Copy the lines that follow, keeping every character the same.

┌──

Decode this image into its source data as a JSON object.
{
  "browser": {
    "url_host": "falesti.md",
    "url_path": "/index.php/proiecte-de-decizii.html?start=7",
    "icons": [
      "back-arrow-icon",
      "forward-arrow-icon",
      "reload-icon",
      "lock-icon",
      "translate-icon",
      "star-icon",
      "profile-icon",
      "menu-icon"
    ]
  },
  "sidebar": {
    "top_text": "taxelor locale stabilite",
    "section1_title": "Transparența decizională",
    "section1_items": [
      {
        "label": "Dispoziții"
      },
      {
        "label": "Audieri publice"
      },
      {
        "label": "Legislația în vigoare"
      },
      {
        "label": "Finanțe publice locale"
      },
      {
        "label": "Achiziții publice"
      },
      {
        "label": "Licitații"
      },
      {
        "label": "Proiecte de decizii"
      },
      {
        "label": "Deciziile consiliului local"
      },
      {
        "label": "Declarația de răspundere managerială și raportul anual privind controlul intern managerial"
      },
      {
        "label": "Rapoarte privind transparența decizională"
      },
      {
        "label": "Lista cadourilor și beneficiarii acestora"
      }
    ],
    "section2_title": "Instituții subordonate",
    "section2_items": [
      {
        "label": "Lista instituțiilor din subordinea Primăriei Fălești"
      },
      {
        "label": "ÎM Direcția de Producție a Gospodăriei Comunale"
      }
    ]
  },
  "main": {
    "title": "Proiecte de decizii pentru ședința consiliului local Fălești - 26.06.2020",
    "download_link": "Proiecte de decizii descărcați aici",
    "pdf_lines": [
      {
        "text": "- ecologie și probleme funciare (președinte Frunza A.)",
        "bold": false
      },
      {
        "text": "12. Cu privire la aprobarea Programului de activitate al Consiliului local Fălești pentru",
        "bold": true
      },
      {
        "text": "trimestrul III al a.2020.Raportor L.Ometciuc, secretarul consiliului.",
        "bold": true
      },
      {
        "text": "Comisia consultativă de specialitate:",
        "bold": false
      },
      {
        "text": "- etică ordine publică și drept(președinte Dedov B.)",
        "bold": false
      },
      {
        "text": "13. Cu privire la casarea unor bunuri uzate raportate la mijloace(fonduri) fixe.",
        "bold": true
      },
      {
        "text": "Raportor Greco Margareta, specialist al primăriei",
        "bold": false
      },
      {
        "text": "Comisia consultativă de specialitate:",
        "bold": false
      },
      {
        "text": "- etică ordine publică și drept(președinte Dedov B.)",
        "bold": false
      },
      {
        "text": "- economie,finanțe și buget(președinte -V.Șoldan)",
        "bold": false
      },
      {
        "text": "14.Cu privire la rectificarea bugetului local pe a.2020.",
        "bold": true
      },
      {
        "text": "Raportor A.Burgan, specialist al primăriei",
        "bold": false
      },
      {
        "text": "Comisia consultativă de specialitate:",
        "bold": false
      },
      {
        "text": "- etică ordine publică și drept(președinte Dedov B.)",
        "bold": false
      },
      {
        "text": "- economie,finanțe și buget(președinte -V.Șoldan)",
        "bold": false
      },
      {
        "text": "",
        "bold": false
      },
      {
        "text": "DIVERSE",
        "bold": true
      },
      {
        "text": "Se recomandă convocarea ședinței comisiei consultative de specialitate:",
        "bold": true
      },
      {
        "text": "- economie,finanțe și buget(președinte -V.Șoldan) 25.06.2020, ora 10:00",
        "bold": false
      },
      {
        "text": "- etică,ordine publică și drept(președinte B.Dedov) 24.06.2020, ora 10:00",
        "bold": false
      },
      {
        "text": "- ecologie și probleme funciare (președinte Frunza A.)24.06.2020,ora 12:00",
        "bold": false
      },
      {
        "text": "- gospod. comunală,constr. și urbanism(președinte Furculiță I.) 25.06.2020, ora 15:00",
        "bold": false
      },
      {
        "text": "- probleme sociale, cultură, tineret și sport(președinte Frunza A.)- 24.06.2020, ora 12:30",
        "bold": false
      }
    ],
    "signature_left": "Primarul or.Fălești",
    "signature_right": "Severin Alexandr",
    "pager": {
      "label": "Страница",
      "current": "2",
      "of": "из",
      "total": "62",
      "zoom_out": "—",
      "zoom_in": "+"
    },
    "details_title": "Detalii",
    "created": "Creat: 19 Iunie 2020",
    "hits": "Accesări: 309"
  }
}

└──

Correct output =>
Decode this image into its source data as a JSON object.
{
  "browser": {
    "url_host": "falesti.md",
    "url_path": "/index.php/proiecte-de-decizii.html?start=7",
    "icons": [
      "back-arrow-icon",
      "forward-arrow-icon",
      "reload-icon",
      "lock-icon",
      "translate-icon",
      "star-icon",
      "profile-icon",
      "menu-icon"
    ]
  },
  "sidebar": {
    "top_text": "taxelor locale stabilite",
    "section1_title": "Transparența decizională",
    "section1_items": [
      {
        "label": "Dispoziții"
      },
      {
        "label": "Audieri publice"
      },
      {
        "label": "Legislația în vigoare"
      },
      {
        "label": "Finanțe publice locale"
      },
      {
        "label": "Achiziții publice"
      },
      {
        "label": "Licitații"
      },
      {
        "label": "Proiecte de decizii"
      },
      {
        "label": "Deciziile consiliului local"
      },
      {
        "label": "Declarația de răspundere managerială și raportul anual privind controlul intern managerial"
      },
      {
        "label": "Rapoarte privind transparența decizională"
      },
      {
        "label": "Lista cadourilor și beneficiarii acestora"
      }
    ],
    "section2_title": "Instituții subordonate",
    "section2_items": [
      {
        "label": "Lista instituțiilor din subordinea Primăriei Fălești"
      },
      {
        "label": "ÎM Direcția de Producție a Gospodăriei Comunale"
      }
    ]
  },
  "main": {
    "title": "Proiecte de decizii pentru ședința consiliului local Fălești - 26.06.2020",
    "download_link": "Proiecte de decizii descărcați aici",
    "pdf_lines": [
      {
        "text": "- ecologie și probleme funciare (președinte Frunza A.)",
        "bold": false
      },
      {
        "text": "12. Cu privire la aprobarea Programului de activitate al Consiliului local Fălești pentru",
        "bold": true
      },
      {
        "text": "trimestrul III al a.2020.Raportor L.Ometciuc, secretarul consiliului.",
        "bold": true
      },
      {
        "text": "Comisia consultativă de specialitate:",
        "bold": false
      },
      {
        "text": "- etică ordine publică și drept(președinte Dedov B.)",
        "bold": false
      },
      {
        "text": "13. Cu privire la casarea unor bunuri uzate raportate la mijloace(fonduri) fixe.",
        "bold": true
      },
      {
        "text": "Raportor Greco Margareta, specialist al primăriei",
        "bold": false
      },
      {
        "text": "Comisia consultativă de specialitate:",
        "bold": false
      },
      {
        "text": "- etică ordine publică și drept(președinte Dedov B.)",
        "bold": false
      },
      {
        "text": "- economie,finanțe și buget(președinte -V.Șoldan)",
        "bold": false
      },
      {
        "text": "14.Cu privire la rectificarea bugetului local pe a.2020.",
        "bold": true
      },
      {
        "text": "Raportor A.Burgan, specialist al primăriei",
        "bold": false
      },
      {
        "text": "Comisia consultativă de specialitate:",
        "bold": false
      },
      {
        "text": "- etică ordine publică și drept(președinte Dedov B.)",
        "bold": false
      },
      {
        "text": "- economie,finanțe și buget(președinte -V.Șoldan)",
        "bold": false
      },
      {
        "text": "",
        "bold": false
      },
      {
        "text": "DIVERSE",
        "bold": true
      },
      {
        "text": "Se recomandă convocarea ședinței comisiei consultative de specialitate:",
        "bold": true
      },
      {
        "text": "- economie,finanțe și buget(președinte -V.Șoldan) 25.06.2020, ora 10:00",
        "bold": false
      },
      {
        "text": "- etică,ordine publică și drept(președinte B.Dedov) 24.06.2020, ora 10:00",
        "bold": false
      },
      {
        "text": "- ecologie și probleme funciare (președinte Frunza A.)24.06.2020,ora 12:00",
        "bold": false
      },
      {
        "text": "- gospod. comunală,constr. și urbanism(președinte Furculiță I.) 25.06.2020, ora 15:00",
        "bold": false
      },
      {
        "text": "- probleme sociale, cultură, tineret și sport(președinte Frunza A.)- 24.06.2020, ora 12:30",
        "bold": false
      }
    ],
    "signature_left": "Primarul or.Fălești",
    "signature_right": "Severin Alexandr",
    "pager": {
      "label": "Страница",
      "current": "2",
      "of": "из",
      "total": "62",
      "zoom_out": "—",
      "zoom_in": "+"
    },
    "details_title": "Detalii",
    "created": "Creat: 19 Iunie 2020",
    "hits": "Accesări: 309"
  }
}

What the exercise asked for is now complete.